■ Problem statement: Repeat all the records exactly, omitting pictures.

Extracted data entries

__________________________________________________

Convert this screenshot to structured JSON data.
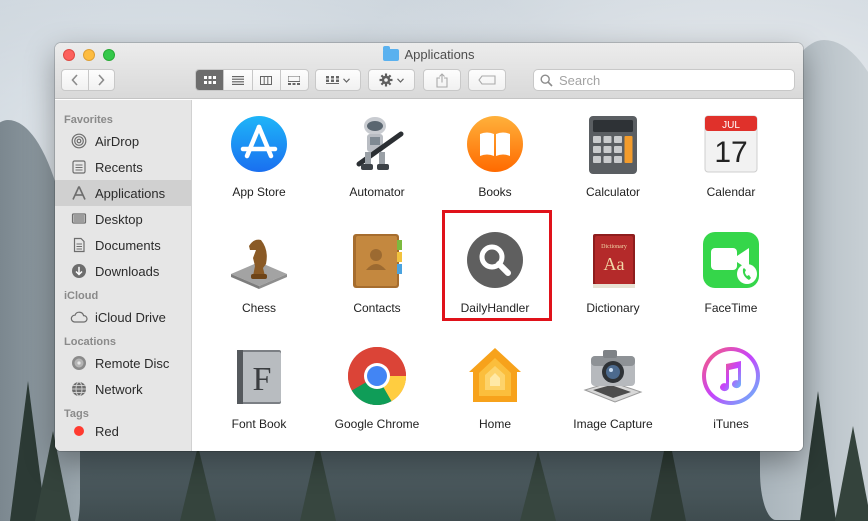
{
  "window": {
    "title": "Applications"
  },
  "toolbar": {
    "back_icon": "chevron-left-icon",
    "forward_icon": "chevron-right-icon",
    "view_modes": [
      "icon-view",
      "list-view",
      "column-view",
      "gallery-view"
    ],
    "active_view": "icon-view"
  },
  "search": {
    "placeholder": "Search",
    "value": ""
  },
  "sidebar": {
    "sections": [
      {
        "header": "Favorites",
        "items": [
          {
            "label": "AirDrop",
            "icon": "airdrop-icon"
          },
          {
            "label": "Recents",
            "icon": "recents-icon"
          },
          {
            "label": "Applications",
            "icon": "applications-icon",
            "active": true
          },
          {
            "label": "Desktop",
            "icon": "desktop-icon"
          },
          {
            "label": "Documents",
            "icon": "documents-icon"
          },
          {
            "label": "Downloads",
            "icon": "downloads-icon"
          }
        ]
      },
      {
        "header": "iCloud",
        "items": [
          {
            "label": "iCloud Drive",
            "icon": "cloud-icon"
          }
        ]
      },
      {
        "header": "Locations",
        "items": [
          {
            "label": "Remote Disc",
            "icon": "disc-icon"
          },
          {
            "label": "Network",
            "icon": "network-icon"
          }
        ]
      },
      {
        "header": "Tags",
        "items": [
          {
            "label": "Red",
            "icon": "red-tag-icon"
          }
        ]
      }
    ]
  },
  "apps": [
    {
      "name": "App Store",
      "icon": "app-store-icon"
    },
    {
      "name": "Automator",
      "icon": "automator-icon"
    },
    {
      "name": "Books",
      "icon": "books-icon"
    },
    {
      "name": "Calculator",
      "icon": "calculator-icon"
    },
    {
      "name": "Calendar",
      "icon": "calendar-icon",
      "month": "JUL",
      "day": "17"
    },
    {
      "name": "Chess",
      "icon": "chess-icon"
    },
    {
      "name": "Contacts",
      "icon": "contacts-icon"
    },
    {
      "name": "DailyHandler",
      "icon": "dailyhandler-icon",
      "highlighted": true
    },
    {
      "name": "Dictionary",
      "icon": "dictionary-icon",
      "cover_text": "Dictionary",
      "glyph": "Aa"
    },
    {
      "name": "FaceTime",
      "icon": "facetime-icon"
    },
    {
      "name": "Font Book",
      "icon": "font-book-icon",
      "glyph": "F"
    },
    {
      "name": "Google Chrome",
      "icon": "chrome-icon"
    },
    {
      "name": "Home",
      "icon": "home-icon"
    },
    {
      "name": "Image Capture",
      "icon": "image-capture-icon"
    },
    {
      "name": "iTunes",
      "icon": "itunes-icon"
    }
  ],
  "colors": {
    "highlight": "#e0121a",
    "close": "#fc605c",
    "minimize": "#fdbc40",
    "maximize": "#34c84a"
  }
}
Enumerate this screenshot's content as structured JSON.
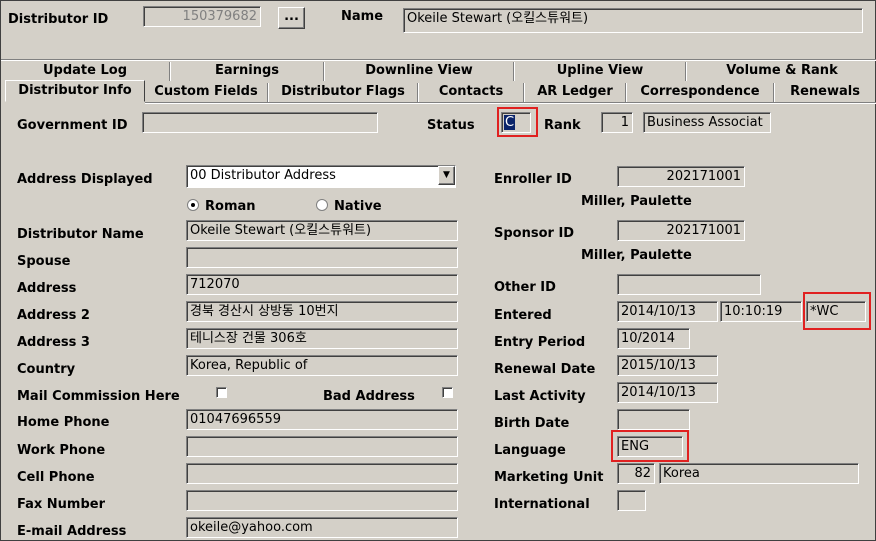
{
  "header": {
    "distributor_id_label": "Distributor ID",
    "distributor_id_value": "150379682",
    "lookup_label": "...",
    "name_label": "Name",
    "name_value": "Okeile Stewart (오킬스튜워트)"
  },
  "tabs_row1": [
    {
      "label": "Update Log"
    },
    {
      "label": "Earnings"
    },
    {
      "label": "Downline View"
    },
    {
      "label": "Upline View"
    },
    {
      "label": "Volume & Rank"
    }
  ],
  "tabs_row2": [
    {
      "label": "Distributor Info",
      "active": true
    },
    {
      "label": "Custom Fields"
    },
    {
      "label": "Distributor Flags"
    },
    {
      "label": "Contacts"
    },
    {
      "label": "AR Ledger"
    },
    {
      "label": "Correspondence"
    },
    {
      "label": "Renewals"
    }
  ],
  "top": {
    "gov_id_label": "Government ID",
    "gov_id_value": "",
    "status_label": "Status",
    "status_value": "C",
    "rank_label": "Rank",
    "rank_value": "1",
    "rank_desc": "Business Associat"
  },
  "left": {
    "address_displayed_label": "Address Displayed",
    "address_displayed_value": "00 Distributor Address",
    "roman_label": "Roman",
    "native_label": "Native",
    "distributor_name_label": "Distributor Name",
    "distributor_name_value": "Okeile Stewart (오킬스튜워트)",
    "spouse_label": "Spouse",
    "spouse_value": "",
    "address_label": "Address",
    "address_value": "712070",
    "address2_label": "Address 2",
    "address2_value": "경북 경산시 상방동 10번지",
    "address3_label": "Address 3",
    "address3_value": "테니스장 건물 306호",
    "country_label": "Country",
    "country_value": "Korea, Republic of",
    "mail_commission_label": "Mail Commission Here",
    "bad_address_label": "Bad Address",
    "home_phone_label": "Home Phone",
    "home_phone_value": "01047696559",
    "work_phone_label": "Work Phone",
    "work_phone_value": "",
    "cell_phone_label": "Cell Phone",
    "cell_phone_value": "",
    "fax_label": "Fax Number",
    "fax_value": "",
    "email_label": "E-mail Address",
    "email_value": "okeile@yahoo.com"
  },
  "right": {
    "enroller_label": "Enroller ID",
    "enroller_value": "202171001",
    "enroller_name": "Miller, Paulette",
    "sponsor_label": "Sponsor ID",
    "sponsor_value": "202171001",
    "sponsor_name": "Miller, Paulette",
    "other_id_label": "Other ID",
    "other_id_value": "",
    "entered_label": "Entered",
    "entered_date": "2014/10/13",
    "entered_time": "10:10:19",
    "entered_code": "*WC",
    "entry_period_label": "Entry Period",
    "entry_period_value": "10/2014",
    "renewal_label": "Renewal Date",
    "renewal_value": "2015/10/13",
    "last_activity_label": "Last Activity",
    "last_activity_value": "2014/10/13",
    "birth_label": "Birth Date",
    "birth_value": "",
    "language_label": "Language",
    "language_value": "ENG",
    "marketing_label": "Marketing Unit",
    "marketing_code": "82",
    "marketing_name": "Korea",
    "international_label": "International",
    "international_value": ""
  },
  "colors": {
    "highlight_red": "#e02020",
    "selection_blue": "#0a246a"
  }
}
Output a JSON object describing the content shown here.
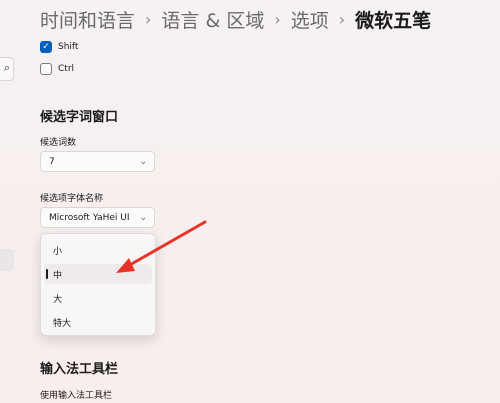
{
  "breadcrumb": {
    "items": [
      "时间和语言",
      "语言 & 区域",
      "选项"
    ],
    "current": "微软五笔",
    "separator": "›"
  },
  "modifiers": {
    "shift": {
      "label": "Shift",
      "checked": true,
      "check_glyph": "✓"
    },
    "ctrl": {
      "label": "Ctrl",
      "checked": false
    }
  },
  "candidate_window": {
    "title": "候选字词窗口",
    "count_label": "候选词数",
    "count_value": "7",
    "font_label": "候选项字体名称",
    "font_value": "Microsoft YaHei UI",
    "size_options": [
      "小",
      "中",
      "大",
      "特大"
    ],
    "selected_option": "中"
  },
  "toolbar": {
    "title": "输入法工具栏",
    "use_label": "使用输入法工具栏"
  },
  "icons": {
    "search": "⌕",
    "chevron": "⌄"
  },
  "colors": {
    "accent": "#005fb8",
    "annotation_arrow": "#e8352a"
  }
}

__________________________________________________

■ Complete output:
Convert this screenshot to structured JSON data.
{
  "window": {
    "title": "Applications"
  },
  "toolbar": {
    "back_icon": "chevron-left-icon",
    "forward_icon": "chevron-right-icon",
    "view_modes": [
      "icon-view",
      "list-view",
      "column-view",
      "gallery-view"
    ],
    "active_view": "icon-view"
  },
  "search": {
    "placeholder": "Search",
    "value": ""
  },
  "sidebar": {
    "sections": [
      {
        "header": "Favorites",
        "items": [
          {
            "label": "AirDrop",
            "icon": "airdrop-icon"
          },
          {
            "label": "Recents",
            "icon": "recents-icon"
          },
          {
            "label": "Applications",
            "icon": "applications-icon",
            "active": true
          },
          {
            "label": "Desktop",
            "icon": "desktop-icon"
          },
          {
            "label": "Documents",
            "icon": "documents-icon"
          },
          {
            "label": "Downloads",
            "icon": "downloads-icon"
          }
        ]
      },
      {
        "header": "iCloud",
        "items": [
          {
            "label": "iCloud Drive",
            "icon": "cloud-icon"
          }
        ]
      },
      {
        "header": "Locations",
        "items": [
          {
            "label": "Remote Disc",
            "icon": "disc-icon"
          },
          {
            "label": "Network",
            "icon": "network-icon"
          }
        ]
      },
      {
        "header": "Tags",
        "items": [
          {
            "label": "Red",
            "icon": "red-tag-icon"
          }
        ]
      }
    ]
  },
  "apps": [
    {
      "name": "App Store",
      "icon": "app-store-icon"
    },
    {
      "name": "Automator",
      "icon": "automator-icon"
    },
    {
      "name": "Books",
      "icon": "books-icon"
    },
    {
      "name": "Calculator",
      "icon": "calculator-icon"
    },
    {
      "name": "Calendar",
      "icon": "calendar-icon",
      "month": "JUL",
      "day": "17"
    },
    {
      "name": "Chess",
      "icon": "chess-icon"
    },
    {
      "name": "Contacts",
      "icon": "contacts-icon"
    },
    {
      "name": "DailyHandler",
      "icon": "dailyhandler-icon",
      "highlighted": true
    },
    {
      "name": "Dictionary",
      "icon": "dictionary-icon",
      "cover_text": "Dictionary",
      "glyph": "Aa"
    },
    {
      "name": "FaceTime",
      "icon": "facetime-icon"
    },
    {
      "name": "Font Book",
      "icon": "font-book-icon",
      "glyph": "F"
    },
    {
      "name": "Google Chrome",
      "icon": "chrome-icon"
    },
    {
      "name": "Home",
      "icon": "home-icon"
    },
    {
      "name": "Image Capture",
      "icon": "image-capture-icon"
    },
    {
      "name": "iTunes",
      "icon": "itunes-icon"
    }
  ],
  "colors": {
    "highlight": "#e0121a",
    "close": "#fc605c",
    "minimize": "#fdbc40",
    "maximize": "#34c84a"
  }
}
Enumerate this screenshot's content as structured JSON.
{
  "header": {
    "distributor_id_label": "Distributor ID",
    "distributor_id_value": "150379682",
    "lookup_label": "...",
    "name_label": "Name",
    "name_value": "Okeile Stewart (오킬스튜워트)"
  },
  "tabs_row1": [
    {
      "label": "Update Log"
    },
    {
      "label": "Earnings"
    },
    {
      "label": "Downline View"
    },
    {
      "label": "Upline View"
    },
    {
      "label": "Volume & Rank"
    }
  ],
  "tabs_row2": [
    {
      "label": "Distributor Info",
      "active": true
    },
    {
      "label": "Custom Fields"
    },
    {
      "label": "Distributor Flags"
    },
    {
      "label": "Contacts"
    },
    {
      "label": "AR Ledger"
    },
    {
      "label": "Correspondence"
    },
    {
      "label": "Renewals"
    }
  ],
  "top": {
    "gov_id_label": "Government ID",
    "gov_id_value": "",
    "status_label": "Status",
    "status_value": "C",
    "rank_label": "Rank",
    "rank_value": "1",
    "rank_desc": "Business Associat"
  },
  "left": {
    "address_displayed_label": "Address Displayed",
    "address_displayed_value": "00 Distributor Address",
    "roman_label": "Roman",
    "native_label": "Native",
    "distributor_name_label": "Distributor Name",
    "distributor_name_value": "Okeile Stewart (오킬스튜워트)",
    "spouse_label": "Spouse",
    "spouse_value": "",
    "address_label": "Address",
    "address_value": "712070",
    "address2_label": "Address 2",
    "address2_value": "경북 경산시 상방동 10번지",
    "address3_label": "Address 3",
    "address3_value": "테니스장 건물 306호",
    "country_label": "Country",
    "country_value": "Korea, Republic of",
    "mail_commission_label": "Mail Commission Here",
    "bad_address_label": "Bad Address",
    "home_phone_label": "Home Phone",
    "home_phone_value": "01047696559",
    "work_phone_label": "Work Phone",
    "work_phone_value": "",
    "cell_phone_label": "Cell Phone",
    "cell_phone_value": "",
    "fax_label": "Fax Number",
    "fax_value": "",
    "email_label": "E-mail Address",
    "email_value": "okeile@yahoo.com"
  },
  "right": {
    "enroller_label": "Enroller ID",
    "enroller_value": "202171001",
    "enroller_name": "Miller, Paulette",
    "sponsor_label": "Sponsor ID",
    "sponsor_value": "202171001",
    "sponsor_name": "Miller, Paulette",
    "other_id_label": "Other ID",
    "other_id_value": "",
    "entered_label": "Entered",
    "entered_date": "2014/10/13",
    "entered_time": "10:10:19",
    "entered_code": "*WC",
    "entry_period_label": "Entry Period",
    "entry_period_value": "10/2014",
    "renewal_label": "Renewal Date",
    "renewal_value": "2015/10/13",
    "last_activity_label": "Last Activity",
    "last_activity_value": "2014/10/13",
    "birth_label": "Birth Date",
    "birth_value": "",
    "language_label": "Language",
    "language_value": "ENG",
    "marketing_label": "Marketing Unit",
    "marketing_code": "82",
    "marketing_name": "Korea",
    "international_label": "International",
    "international_value": ""
  },
  "colors": {
    "highlight_red": "#e02020",
    "selection_blue": "#0a246a"
  }
}
Output a JSON object describing the content shown here.
{
  "breadcrumb": {
    "items": [
      "时间和语言",
      "语言 & 区域",
      "选项"
    ],
    "current": "微软五笔",
    "separator": "›"
  },
  "modifiers": {
    "shift": {
      "label": "Shift",
      "checked": true,
      "check_glyph": "✓"
    },
    "ctrl": {
      "label": "Ctrl",
      "checked": false
    }
  },
  "candidate_window": {
    "title": "候选字词窗口",
    "count_label": "候选词数",
    "count_value": "7",
    "font_label": "候选项字体名称",
    "font_value": "Microsoft YaHei UI",
    "size_options": [
      "小",
      "中",
      "大",
      "特大"
    ],
    "selected_option": "中"
  },
  "toolbar": {
    "title": "输入法工具栏",
    "use_label": "使用输入法工具栏"
  },
  "icons": {
    "search": "⌕",
    "chevron": "⌄"
  },
  "colors": {
    "accent": "#005fb8",
    "annotation_arrow": "#e8352a"
  }
}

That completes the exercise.